* _Work to be completed_
Extract all lines that hold the string "ADMINISTRATION".

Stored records
+---+

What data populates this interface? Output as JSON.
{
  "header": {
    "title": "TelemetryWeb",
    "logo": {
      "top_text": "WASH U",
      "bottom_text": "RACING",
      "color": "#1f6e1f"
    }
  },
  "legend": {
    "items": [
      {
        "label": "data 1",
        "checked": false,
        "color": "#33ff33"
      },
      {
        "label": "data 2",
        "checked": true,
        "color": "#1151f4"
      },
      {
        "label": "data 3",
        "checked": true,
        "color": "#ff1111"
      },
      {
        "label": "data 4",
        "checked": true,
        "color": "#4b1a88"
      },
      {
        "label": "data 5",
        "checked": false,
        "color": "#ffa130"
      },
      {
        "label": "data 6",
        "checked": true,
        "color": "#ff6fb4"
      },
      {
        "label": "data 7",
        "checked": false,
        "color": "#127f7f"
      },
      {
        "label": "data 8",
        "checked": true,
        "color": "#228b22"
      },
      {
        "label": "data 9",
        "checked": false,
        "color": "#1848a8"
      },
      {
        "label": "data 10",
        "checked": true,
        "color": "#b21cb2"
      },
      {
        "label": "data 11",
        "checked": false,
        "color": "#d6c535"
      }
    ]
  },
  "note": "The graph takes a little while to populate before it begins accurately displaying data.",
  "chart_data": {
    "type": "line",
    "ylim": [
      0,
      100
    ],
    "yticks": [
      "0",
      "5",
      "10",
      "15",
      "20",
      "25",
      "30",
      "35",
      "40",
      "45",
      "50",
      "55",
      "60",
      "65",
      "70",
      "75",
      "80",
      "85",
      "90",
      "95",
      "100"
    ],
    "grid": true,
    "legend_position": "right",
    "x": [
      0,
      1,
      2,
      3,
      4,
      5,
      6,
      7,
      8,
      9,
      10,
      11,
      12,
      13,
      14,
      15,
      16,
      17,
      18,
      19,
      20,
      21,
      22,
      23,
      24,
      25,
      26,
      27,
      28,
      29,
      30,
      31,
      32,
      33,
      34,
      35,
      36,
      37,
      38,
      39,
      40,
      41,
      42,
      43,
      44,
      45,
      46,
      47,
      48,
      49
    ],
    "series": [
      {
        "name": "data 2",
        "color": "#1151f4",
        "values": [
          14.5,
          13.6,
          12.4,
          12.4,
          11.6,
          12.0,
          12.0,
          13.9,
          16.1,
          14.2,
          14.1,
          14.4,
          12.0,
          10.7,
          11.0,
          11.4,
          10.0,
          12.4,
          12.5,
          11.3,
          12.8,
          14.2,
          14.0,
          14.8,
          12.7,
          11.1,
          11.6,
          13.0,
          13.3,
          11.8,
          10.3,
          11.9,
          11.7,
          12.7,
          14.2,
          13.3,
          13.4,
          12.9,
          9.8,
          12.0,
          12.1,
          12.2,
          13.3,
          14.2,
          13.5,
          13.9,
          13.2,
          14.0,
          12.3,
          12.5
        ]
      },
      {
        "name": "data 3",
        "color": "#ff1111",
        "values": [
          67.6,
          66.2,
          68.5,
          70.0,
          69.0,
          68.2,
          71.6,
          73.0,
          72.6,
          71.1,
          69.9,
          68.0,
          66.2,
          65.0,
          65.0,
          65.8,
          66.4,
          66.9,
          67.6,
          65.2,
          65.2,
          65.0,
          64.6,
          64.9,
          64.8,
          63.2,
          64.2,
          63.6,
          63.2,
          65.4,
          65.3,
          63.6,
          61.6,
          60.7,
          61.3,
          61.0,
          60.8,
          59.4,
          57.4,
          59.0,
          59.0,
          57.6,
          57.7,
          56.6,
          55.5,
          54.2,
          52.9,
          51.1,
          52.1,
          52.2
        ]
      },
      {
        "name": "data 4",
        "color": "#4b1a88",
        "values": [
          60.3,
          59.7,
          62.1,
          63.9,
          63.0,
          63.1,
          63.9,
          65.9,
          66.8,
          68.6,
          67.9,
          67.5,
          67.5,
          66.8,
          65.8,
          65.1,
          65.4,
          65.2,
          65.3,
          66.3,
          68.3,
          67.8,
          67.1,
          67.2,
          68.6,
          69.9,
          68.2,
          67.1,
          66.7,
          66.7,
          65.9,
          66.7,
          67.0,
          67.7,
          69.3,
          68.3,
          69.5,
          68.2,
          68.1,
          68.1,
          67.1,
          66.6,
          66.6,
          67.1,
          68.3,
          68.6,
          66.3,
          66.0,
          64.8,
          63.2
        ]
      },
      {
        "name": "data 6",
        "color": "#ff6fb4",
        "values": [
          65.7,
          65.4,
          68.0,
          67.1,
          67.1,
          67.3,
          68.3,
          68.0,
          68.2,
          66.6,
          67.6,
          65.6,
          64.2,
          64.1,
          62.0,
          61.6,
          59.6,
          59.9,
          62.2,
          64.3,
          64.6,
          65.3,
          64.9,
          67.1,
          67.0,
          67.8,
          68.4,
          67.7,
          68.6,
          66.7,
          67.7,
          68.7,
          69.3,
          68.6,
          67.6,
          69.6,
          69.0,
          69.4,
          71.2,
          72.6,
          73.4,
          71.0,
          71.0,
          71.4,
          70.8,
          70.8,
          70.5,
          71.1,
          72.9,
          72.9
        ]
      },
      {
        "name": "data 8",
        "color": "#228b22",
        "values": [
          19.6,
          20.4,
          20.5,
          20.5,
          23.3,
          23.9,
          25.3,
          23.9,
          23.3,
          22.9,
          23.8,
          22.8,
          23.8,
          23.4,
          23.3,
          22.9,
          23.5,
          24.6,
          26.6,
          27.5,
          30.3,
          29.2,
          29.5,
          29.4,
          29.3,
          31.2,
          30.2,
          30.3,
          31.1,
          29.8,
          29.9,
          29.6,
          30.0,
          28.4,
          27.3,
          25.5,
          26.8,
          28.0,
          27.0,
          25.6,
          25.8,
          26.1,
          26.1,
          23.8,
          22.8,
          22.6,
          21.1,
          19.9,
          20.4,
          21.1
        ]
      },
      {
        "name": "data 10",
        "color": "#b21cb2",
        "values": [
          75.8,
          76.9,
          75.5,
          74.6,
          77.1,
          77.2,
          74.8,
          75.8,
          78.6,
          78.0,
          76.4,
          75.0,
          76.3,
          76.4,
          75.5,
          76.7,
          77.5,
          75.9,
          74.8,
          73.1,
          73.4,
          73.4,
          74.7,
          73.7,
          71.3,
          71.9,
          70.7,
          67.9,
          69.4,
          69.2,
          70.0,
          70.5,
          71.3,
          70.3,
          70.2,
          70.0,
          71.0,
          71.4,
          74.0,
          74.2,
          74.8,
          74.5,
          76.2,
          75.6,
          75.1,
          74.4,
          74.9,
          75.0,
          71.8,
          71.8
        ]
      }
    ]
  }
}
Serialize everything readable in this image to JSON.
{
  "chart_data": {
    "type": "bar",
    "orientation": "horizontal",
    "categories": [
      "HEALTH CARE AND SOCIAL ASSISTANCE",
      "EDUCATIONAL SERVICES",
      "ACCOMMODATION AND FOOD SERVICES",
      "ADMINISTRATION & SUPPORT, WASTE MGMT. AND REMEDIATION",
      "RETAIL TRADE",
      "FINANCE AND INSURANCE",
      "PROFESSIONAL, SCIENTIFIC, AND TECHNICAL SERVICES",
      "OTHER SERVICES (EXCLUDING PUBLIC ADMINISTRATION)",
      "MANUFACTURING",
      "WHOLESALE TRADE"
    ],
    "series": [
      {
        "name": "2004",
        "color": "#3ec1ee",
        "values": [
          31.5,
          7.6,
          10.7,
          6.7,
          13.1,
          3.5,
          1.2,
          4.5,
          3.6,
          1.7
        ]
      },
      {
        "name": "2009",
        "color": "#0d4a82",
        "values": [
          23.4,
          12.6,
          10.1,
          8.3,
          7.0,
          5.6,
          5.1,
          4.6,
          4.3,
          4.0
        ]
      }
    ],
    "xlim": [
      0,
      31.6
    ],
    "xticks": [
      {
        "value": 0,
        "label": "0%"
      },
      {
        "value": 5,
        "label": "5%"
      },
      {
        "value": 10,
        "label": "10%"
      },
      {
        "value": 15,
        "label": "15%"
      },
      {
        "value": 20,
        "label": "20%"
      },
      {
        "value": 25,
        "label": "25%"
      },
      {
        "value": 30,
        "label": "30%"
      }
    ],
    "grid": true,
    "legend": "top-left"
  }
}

+---+

* _Written reply_
      "ADMINISTRATION & SUPPORT, WASTE MGMT. AND REMEDIATION",
      "OTHER SERVICES (EXCLUDING PUBLIC ADMINISTRATION)",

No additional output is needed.